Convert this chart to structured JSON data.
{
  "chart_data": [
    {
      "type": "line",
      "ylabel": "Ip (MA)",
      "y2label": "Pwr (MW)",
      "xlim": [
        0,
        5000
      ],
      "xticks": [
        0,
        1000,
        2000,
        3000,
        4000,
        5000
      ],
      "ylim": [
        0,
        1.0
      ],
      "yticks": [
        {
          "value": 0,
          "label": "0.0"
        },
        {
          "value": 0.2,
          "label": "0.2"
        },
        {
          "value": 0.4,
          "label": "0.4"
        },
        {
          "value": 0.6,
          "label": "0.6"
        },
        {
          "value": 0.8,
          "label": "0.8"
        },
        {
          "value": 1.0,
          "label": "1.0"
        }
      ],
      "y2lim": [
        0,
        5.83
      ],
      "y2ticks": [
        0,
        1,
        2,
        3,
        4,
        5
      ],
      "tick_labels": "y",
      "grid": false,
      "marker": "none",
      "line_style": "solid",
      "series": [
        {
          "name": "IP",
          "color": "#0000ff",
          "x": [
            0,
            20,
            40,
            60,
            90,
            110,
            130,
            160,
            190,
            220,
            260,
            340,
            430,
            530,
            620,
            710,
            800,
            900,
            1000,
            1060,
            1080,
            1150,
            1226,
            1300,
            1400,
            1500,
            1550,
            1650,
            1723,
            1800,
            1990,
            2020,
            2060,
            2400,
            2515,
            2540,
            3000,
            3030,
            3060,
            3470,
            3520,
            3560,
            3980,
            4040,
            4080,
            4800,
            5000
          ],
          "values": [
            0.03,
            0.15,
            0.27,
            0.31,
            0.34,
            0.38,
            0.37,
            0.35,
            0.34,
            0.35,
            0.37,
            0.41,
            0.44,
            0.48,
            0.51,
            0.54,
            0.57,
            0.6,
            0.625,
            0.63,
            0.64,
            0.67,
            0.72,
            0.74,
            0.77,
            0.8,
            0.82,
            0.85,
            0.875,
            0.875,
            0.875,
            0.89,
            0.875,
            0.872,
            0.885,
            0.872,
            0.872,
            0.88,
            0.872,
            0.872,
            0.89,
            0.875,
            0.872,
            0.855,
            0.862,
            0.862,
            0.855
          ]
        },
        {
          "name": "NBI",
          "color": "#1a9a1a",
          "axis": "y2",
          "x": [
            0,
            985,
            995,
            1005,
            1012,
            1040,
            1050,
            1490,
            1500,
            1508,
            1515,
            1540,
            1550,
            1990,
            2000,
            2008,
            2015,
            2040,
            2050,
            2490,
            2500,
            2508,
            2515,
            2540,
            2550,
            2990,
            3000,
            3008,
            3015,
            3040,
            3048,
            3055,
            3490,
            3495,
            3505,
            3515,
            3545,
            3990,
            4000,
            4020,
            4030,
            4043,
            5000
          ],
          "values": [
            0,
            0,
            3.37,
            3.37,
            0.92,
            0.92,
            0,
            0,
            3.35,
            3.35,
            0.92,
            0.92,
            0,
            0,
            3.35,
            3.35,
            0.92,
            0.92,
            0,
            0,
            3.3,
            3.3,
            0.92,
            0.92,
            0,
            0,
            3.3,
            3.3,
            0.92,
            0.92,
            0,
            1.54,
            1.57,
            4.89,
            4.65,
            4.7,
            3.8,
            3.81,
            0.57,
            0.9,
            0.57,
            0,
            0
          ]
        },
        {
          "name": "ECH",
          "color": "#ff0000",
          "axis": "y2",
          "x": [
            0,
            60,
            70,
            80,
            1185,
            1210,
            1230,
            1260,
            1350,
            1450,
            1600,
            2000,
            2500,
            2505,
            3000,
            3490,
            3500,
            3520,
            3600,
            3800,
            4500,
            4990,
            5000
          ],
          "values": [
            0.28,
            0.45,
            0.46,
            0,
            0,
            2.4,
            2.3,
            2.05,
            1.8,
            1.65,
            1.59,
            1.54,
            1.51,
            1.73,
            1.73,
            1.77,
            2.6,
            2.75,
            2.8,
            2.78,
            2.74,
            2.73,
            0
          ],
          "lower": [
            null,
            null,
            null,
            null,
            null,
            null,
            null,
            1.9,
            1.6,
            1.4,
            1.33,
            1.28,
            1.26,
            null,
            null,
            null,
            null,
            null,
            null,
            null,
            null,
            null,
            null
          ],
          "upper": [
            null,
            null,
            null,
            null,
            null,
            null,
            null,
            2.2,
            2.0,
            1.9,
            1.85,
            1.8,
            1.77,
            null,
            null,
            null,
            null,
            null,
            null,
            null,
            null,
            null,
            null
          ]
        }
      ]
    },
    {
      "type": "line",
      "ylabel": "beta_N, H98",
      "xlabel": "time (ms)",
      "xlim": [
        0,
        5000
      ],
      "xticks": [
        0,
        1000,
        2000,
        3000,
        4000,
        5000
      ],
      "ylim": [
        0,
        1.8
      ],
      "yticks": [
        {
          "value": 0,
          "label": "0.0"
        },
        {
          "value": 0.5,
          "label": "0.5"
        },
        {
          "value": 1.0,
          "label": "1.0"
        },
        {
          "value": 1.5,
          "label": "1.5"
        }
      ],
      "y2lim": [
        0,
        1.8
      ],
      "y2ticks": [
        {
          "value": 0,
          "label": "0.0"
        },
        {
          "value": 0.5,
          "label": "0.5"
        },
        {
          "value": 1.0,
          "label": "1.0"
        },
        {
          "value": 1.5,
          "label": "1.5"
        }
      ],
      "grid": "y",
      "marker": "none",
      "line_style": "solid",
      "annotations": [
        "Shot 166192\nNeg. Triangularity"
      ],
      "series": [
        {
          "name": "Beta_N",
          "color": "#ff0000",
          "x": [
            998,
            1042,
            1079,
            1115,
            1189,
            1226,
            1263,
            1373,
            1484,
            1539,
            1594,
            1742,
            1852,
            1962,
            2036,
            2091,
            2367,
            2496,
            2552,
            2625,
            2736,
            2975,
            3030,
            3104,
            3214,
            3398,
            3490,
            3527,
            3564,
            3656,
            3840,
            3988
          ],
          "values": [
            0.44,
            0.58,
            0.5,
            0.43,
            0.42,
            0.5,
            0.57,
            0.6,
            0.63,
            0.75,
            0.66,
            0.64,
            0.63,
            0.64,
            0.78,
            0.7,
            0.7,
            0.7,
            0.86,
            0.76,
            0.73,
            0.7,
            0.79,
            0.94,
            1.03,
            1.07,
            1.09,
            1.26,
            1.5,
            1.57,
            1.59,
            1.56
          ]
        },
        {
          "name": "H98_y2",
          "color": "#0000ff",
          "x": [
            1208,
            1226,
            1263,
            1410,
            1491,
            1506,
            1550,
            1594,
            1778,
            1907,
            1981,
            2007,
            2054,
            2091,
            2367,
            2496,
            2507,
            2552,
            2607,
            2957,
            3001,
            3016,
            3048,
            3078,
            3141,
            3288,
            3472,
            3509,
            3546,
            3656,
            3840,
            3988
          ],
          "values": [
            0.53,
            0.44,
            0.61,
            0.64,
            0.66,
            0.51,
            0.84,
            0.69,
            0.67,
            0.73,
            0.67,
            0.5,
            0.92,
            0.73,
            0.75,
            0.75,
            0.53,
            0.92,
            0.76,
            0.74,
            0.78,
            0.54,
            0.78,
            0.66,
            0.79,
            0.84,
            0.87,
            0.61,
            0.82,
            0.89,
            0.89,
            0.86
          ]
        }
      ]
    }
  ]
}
──────────────────────────────
Without leaving anything out, give the entries again exactly.

◆ Final answer ◆
Convert this chart to structured JSON data.
{
  "chart_data": [
    {
      "type": "line",
      "ylabel": "Ip (MA)",
      "y2label": "Pwr (MW)",
      "xlim": [
        0,
        5000
      ],
      "xticks": [
        0,
        1000,
        2000,
        3000,
        4000,
        5000
      ],
      "ylim": [
        0,
        1.0
      ],
      "yticks": [
        {
          "value": 0,
          "label": "0.0"
        },
        {
          "value": 0.2,
          "label": "0.2"
        },
        {
          "value": 0.4,
          "label": "0.4"
        },
        {
          "value": 0.6,
          "label": "0.6"
        },
        {
          "value": 0.8,
          "label": "0.8"
        },
        {
          "value": 1.0,
          "label": "1.0"
        }
      ],
      "y2lim": [
        0,
        5.83
      ],
      "y2ticks": [
        0,
        1,
        2,
        3,
        4,
        5
      ],
      "tick_labels": "y",
      "grid": false,
      "marker": "none",
      "line_style": "solid",
      "series": [
        {
          "name": "IP",
          "color": "#0000ff",
          "x": [
            0,
            20,
            40,
            60,
            90,
            110,
            130,
            160,
            190,
            220,
            260,
            340,
            430,
            530,
            620,
            710,
            800,
            900,
            1000,
            1060,
            1080,
            1150,
            1226,
            1300,
            1400,
            1500,
            1550,
            1650,
            1723,
            1800,
            1990,
            2020,
            2060,
            2400,
            2515,
            2540,
            3000,
            3030,
            3060,
            3470,
            3520,
            3560,
            3980,
            4040,
            4080,
            4800,
            5000
          ],
          "values": [
            0.03,
            0.15,
            0.27,
            0.31,
            0.34,
            0.38,
            0.37,
            0.35,
            0.34,
            0.35,
            0.37,
            0.41,
            0.44,
            0.48,
            0.51,
            0.54,
            0.57,
            0.6,
            0.625,
            0.63,
            0.64,
            0.67,
            0.72,
            0.74,
            0.77,
            0.8,
            0.82,
            0.85,
            0.875,
            0.875,
            0.875,
            0.89,
            0.875,
            0.872,
            0.885,
            0.872,
            0.872,
            0.88,
            0.872,
            0.872,
            0.89,
            0.875,
            0.872,
            0.855,
            0.862,
            0.862,
            0.855
          ]
        },
        {
          "name": "NBI",
          "color": "#1a9a1a",
          "axis": "y2",
          "x": [
            0,
            985,
            995,
            1005,
            1012,
            1040,
            1050,
            1490,
            1500,
            1508,
            1515,
            1540,
            1550,
            1990,
            2000,
            2008,
            2015,
            2040,
            2050,
            2490,
            2500,
            2508,
            2515,
            2540,
            2550,
            2990,
            3000,
            3008,
            3015,
            3040,
            3048,
            3055,
            3490,
            3495,
            3505,
            3515,
            3545,
            3990,
            4000,
            4020,
            4030,
            4043,
            5000
          ],
          "values": [
            0,
            0,
            3.37,
            3.37,
            0.92,
            0.92,
            0,
            0,
            3.35,
            3.35,
            0.92,
            0.92,
            0,
            0,
            3.35,
            3.35,
            0.92,
            0.92,
            0,
            0,
            3.3,
            3.3,
            0.92,
            0.92,
            0,
            0,
            3.3,
            3.3,
            0.92,
            0.92,
            0,
            1.54,
            1.57,
            4.89,
            4.65,
            4.7,
            3.8,
            3.81,
            0.57,
            0.9,
            0.57,
            0,
            0
          ]
        },
        {
          "name": "ECH",
          "color": "#ff0000",
          "axis": "y2",
          "x": [
            0,
            60,
            70,
            80,
            1185,
            1210,
            1230,
            1260,
            1350,
            1450,
            1600,
            2000,
            2500,
            2505,
            3000,
            3490,
            3500,
            3520,
            3600,
            3800,
            4500,
            4990,
            5000
          ],
          "values": [
            0.28,
            0.45,
            0.46,
            0,
            0,
            2.4,
            2.3,
            2.05,
            1.8,
            1.65,
            1.59,
            1.54,
            1.51,
            1.73,
            1.73,
            1.77,
            2.6,
            2.75,
            2.8,
            2.78,
            2.74,
            2.73,
            0
          ],
          "lower": [
            null,
            null,
            null,
            null,
            null,
            null,
            null,
            1.9,
            1.6,
            1.4,
            1.33,
            1.28,
            1.26,
            null,
            null,
            null,
            null,
            null,
            null,
            null,
            null,
            null,
            null
          ],
          "upper": [
            null,
            null,
            null,
            null,
            null,
            null,
            null,
            2.2,
            2.0,
            1.9,
            1.85,
            1.8,
            1.77,
            null,
            null,
            null,
            null,
            null,
            null,
            null,
            null,
            null,
            null
          ]
        }
      ]
    },
    {
      "type": "line",
      "ylabel": "beta_N, H98",
      "xlabel": "time (ms)",
      "xlim": [
        0,
        5000
      ],
      "xticks": [
        0,
        1000,
        2000,
        3000,
        4000,
        5000
      ],
      "ylim": [
        0,
        1.8
      ],
      "yticks": [
        {
          "value": 0,
          "label": "0.0"
        },
        {
          "value": 0.5,
          "label": "0.5"
        },
        {
          "value": 1.0,
          "label": "1.0"
        },
        {
          "value": 1.5,
          "label": "1.5"
        }
      ],
      "y2lim": [
        0,
        1.8
      ],
      "y2ticks": [
        {
          "value": 0,
          "label": "0.0"
        },
        {
          "value": 0.5,
          "label": "0.5"
        },
        {
          "value": 1.0,
          "label": "1.0"
        },
        {
          "value": 1.5,
          "label": "1.5"
        }
      ],
      "grid": "y",
      "marker": "none",
      "line_style": "solid",
      "annotations": [
        "Shot 166192\nNeg. Triangularity"
      ],
      "series": [
        {
          "name": "Beta_N",
          "color": "#ff0000",
          "x": [
            998,
            1042,
            1079,
            1115,
            1189,
            1226,
            1263,
            1373,
            1484,
            1539,
            1594,
            1742,
            1852,
            1962,
            2036,
            2091,
            2367,
            2496,
            2552,
            2625,
            2736,
            2975,
            3030,
            3104,
            3214,
            3398,
            3490,
            3527,
            3564,
            3656,
            3840,
            3988
          ],
          "values": [
            0.44,
            0.58,
            0.5,
            0.43,
            0.42,
            0.5,
            0.57,
            0.6,
            0.63,
            0.75,
            0.66,
            0.64,
            0.63,
            0.64,
            0.78,
            0.7,
            0.7,
            0.7,
            0.86,
            0.76,
            0.73,
            0.7,
            0.79,
            0.94,
            1.03,
            1.07,
            1.09,
            1.26,
            1.5,
            1.57,
            1.59,
            1.56
          ]
        },
        {
          "name": "H98_y2",
          "color": "#0000ff",
          "x": [
            1208,
            1226,
            1263,
            1410,
            1491,
            1506,
            1550,
            1594,
            1778,
            1907,
            1981,
            2007,
            2054,
            2091,
            2367,
            2496,
            2507,
            2552,
            2607,
            2957,
            3001,
            3016,
            3048,
            3078,
            3141,
            3288,
            3472,
            3509,
            3546,
            3656,
            3840,
            3988
          ],
          "values": [
            0.53,
            0.44,
            0.61,
            0.64,
            0.66,
            0.51,
            0.84,
            0.69,
            0.67,
            0.73,
            0.67,
            0.5,
            0.92,
            0.73,
            0.75,
            0.75,
            0.53,
            0.92,
            0.76,
            0.74,
            0.78,
            0.54,
            0.78,
            0.66,
            0.79,
            0.84,
            0.87,
            0.61,
            0.82,
            0.89,
            0.89,
            0.86
          ]
        }
      ]
    }
  ]
}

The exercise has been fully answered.